Task details
According to the text on the MIR visitor, what does LocalUseVisitor count?

The MIR visitor is a convenient tool for traversing the MIR and either looking for things or making changes to it. The visitor traits are defined in the rustc_middle::mir::visit
module – there are two of them, generated via a single macro: Visitor
(which operates on a &Mir
and gives back shared references) and MutVisitor
(which operates on a &mut Mir
and gives back mutable references).
To implement a visitor, you have to create a type that represents your visitor. Typically, this type wants to “hang on” to whatever state you will need while processing MIR:
struct MyVisitor<...> { tcx: TyCtxt<'tcx>, ... }
and you then implement the Visitor
or MutVisitor
trait for that type:
impl<'tcx> MutVisitor<'tcx> for MyVisitor { fn visit_foo(&mut self, ...) { ... self.super_foo(...); } }
As shown above, within the impl, you can override any of the visit_foo
methods (e.g., visit_terminator
) in order to write some code that will execute whenever a foo
is found. If you want to recursively walk the contents of the foo
, you then invoke the super_foo
method. (NB. You never want to override super_foo
.)
A very simple example of a visitor can be found in LocalUseVisitor
. By implementing visit_local
method, this visitor counts how many times each local is mutably used.
In addition the visitor, the rustc_middle::mir::traversal
module contains useful functions for walking the MIR CFG in different standard orders (e.g. pre-order, reverse post-order, and so forth).

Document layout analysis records

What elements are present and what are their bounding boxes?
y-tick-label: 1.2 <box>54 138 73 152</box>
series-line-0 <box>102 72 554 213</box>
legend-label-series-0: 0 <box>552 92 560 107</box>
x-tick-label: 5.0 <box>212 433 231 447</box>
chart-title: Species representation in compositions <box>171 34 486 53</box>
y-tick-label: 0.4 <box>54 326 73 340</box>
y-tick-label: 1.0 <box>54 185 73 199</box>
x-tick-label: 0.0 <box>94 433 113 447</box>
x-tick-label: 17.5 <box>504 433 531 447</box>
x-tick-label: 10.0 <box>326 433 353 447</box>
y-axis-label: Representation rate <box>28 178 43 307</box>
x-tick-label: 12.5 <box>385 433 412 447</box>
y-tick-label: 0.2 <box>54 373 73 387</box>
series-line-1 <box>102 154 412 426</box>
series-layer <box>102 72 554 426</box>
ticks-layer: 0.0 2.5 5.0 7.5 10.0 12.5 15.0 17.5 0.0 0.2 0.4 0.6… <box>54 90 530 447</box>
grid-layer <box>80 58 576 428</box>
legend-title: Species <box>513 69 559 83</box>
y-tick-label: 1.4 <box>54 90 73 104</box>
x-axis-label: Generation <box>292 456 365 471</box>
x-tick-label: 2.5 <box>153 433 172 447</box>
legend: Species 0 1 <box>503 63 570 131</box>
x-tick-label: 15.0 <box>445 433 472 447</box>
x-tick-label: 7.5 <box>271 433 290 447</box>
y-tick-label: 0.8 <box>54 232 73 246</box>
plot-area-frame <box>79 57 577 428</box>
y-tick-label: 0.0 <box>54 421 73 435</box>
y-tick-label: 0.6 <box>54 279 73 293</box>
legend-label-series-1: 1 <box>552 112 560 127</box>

Answer space
It counts how many times each local is mutably used.